:: PROBLEM DESCRIPTION ::
Output every entry exactly as written, but omit the pictures.

:: EXERCISE MATERIAL ::

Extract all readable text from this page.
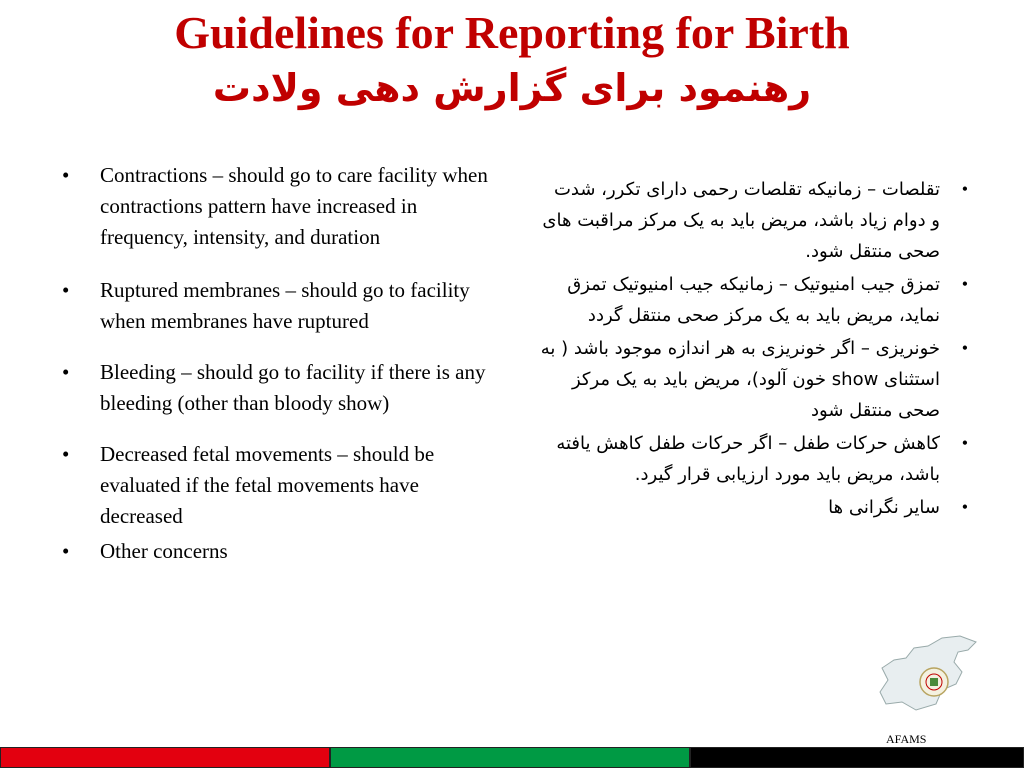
Guidelines for Reporting for Birth
رهنمود برای گزارش دهی ولادت
• Contractions – should go to care facility when contractions pattern have increased in frequency, intensity, and duration
• Ruptured membranes – should go to facility when membranes have ruptured
• Bleeding – should go to facility if there is any bleeding (other than bloody show)
• Decreased fetal movements – should be evaluated if the fetal movements have decreased
• Other concerns
• تقلصات – زمانیکه تقلصات رحمی دارای تکرر، شدت و دوام زیاد باشد، مریض باید به یک مرکز مراقبت های صحی منتقل شود.
• تمزق جیب امنیوتیک – زمانیکه جیب امنیوتیک تمزق نماید، مریض باید به یک مرکز صحی منتقل گردد
• خونریزی – اگر خونریزی به هر اندازه موجود باشد ( به استثنای show خون آلود)، مریض باید به یک مرکز صحی منتقل شود
• کاهش حرکات طفل – اگر حرکات طفل کاهش یافته باشد، مریض باید مورد ارزیابی قرار گیرد.
• سایر نگرانی ها
AFAMS
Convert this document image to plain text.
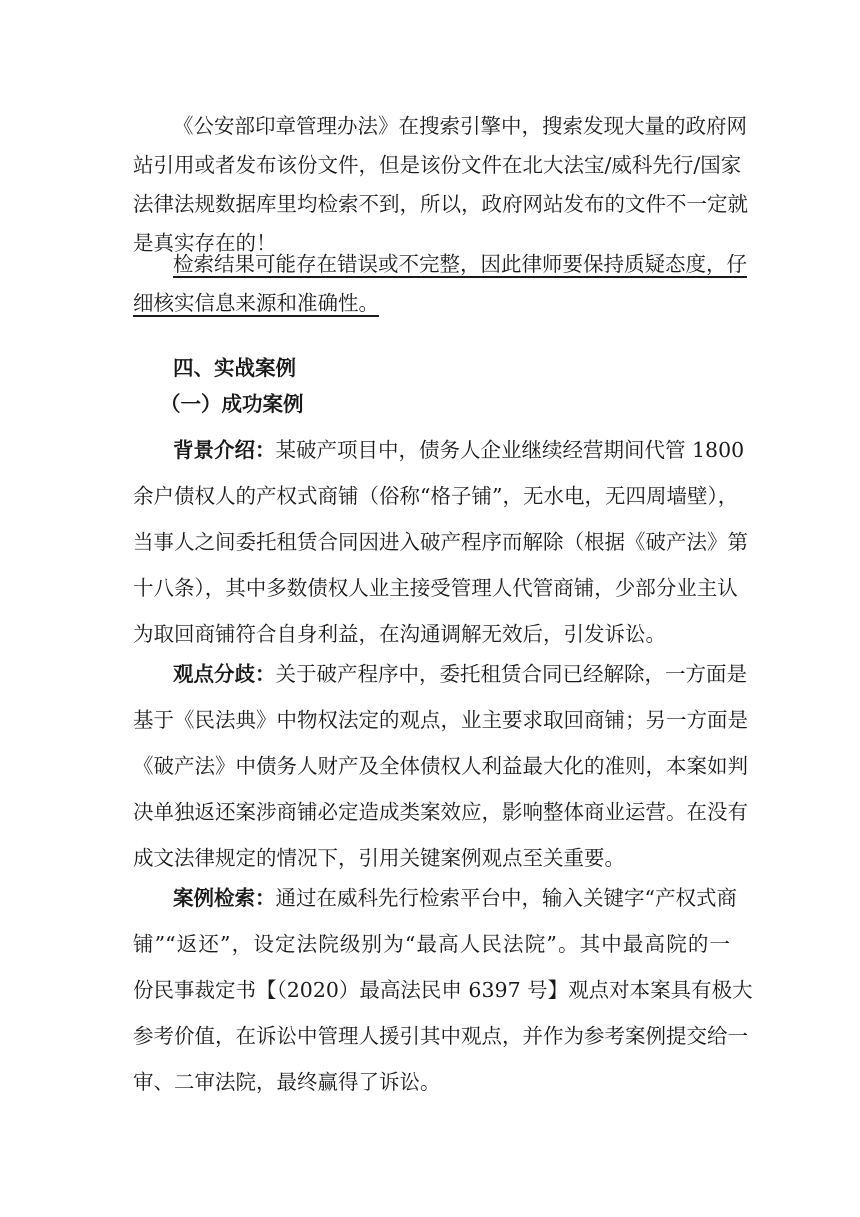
《公安部印章管理办法》在搜索引擎中，搜索发现大量的政府网
站引用或者发布该份文件，但是该份文件在北大法宝/威科先行/国家
法律法规数据库里均检索不到，所以，政府网站发布的文件不一定就
是真实存在的！
检索结果可能存在错误或不完整，因此律师要保持质疑态度，仔
细核实信息来源和准确性。
四、实战案例
（一）成功案例
背景介绍：某破产项目中，债务人企业继续经营期间代管 1800
余户债权人的产权式商铺（俗称“格子铺”，无水电，无四周墙壁），
当事人之间委托租赁合同因进入破产程序而解除（根据《破产法》第
十八条），其中多数债权人业主接受管理人代管商铺，少部分业主认
为取回商铺符合自身利益，在沟通调解无效后，引发诉讼。
观点分歧：关于破产程序中，委托租赁合同已经解除，一方面是
基于《民法典》中物权法定的观点，业主要求取回商铺；另一方面是
《破产法》中债务人财产及全体债权人利益最大化的准则，本案如判
决单独返还案涉商铺必定造成类案效应，影响整体商业运营。在没有
成文法律规定的情况下，引用关键案例观点至关重要。
案例检索：通过在威科先行检索平台中，输入关键字“产权式商
铺”“返还”，设定法院级别为“最高人民法院”。其中最高院的一
份民事裁定书【（2020）最高法民申 6397 号】观点对本案具有极大
参考价值，在诉讼中管理人援引其中观点，并作为参考案例提交给一
审、二审法院，最终赢得了诉讼。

:: EXPECTED OUTPUT ::
Extract all readable text from this page.
Guidelines for Reporting for Birth
رهنمود برای گزارش دهی ولادت
• Contractions – should go to care facility when contractions pattern have increased in frequency, intensity, and duration
• Ruptured membranes – should go to facility when membranes have ruptured
• Bleeding – should go to facility if there is any bleeding (other than bloody show)
• Decreased fetal movements – should be evaluated if the fetal movements have decreased
• Other concerns
• تقلصات – زمانیکه تقلصات رحمی دارای تکرر، شدت و دوام زیاد باشد، مریض باید به یک مرکز مراقبت های صحی منتقل شود.
• تمزق جیب امنیوتیک – زمانیکه جیب امنیوتیک تمزق نماید، مریض باید به یک مرکز صحی منتقل گردد
• خونریزی – اگر خونریزی به هر اندازه موجود باشد ( به استثنای show خون آلود)، مریض باید به یک مرکز صحی منتقل شود
• کاهش حرکات طفل – اگر حرکات طفل کاهش یافته باشد، مریض باید مورد ارزیابی قرار گیرد.
• سایر نگرانی ها
AFAMS
Convert this document image to plain text.
《公安部印章管理办法》在搜索引擎中，搜索发现大量的政府网
站引用或者发布该份文件，但是该份文件在北大法宝/威科先行/国家
法律法规数据库里均检索不到，所以，政府网站发布的文件不一定就
是真实存在的！
检索结果可能存在错误或不完整，因此律师要保持质疑态度，仔
细核实信息来源和准确性。
四、实战案例
（一）成功案例
背景介绍：某破产项目中，债务人企业继续经营期间代管 1800
余户债权人的产权式商铺（俗称“格子铺”，无水电，无四周墙壁），
当事人之间委托租赁合同因进入破产程序而解除（根据《破产法》第
十八条），其中多数债权人业主接受管理人代管商铺，少部分业主认
为取回商铺符合自身利益，在沟通调解无效后，引发诉讼。
观点分歧：关于破产程序中，委托租赁合同已经解除，一方面是
基于《民法典》中物权法定的观点，业主要求取回商铺；另一方面是
《破产法》中债务人财产及全体债权人利益最大化的准则，本案如判
决单独返还案涉商铺必定造成类案效应，影响整体商业运营。在没有
成文法律规定的情况下，引用关键案例观点至关重要。
案例检索：通过在威科先行检索平台中，输入关键字“产权式商
铺”“返还”，设定法院级别为“最高人民法院”。其中最高院的一
份民事裁定书【（2020）最高法民申 6397 号】观点对本案具有极大
参考价值，在诉讼中管理人援引其中观点，并作为参考案例提交给一
审、二审法院，最终赢得了诉讼。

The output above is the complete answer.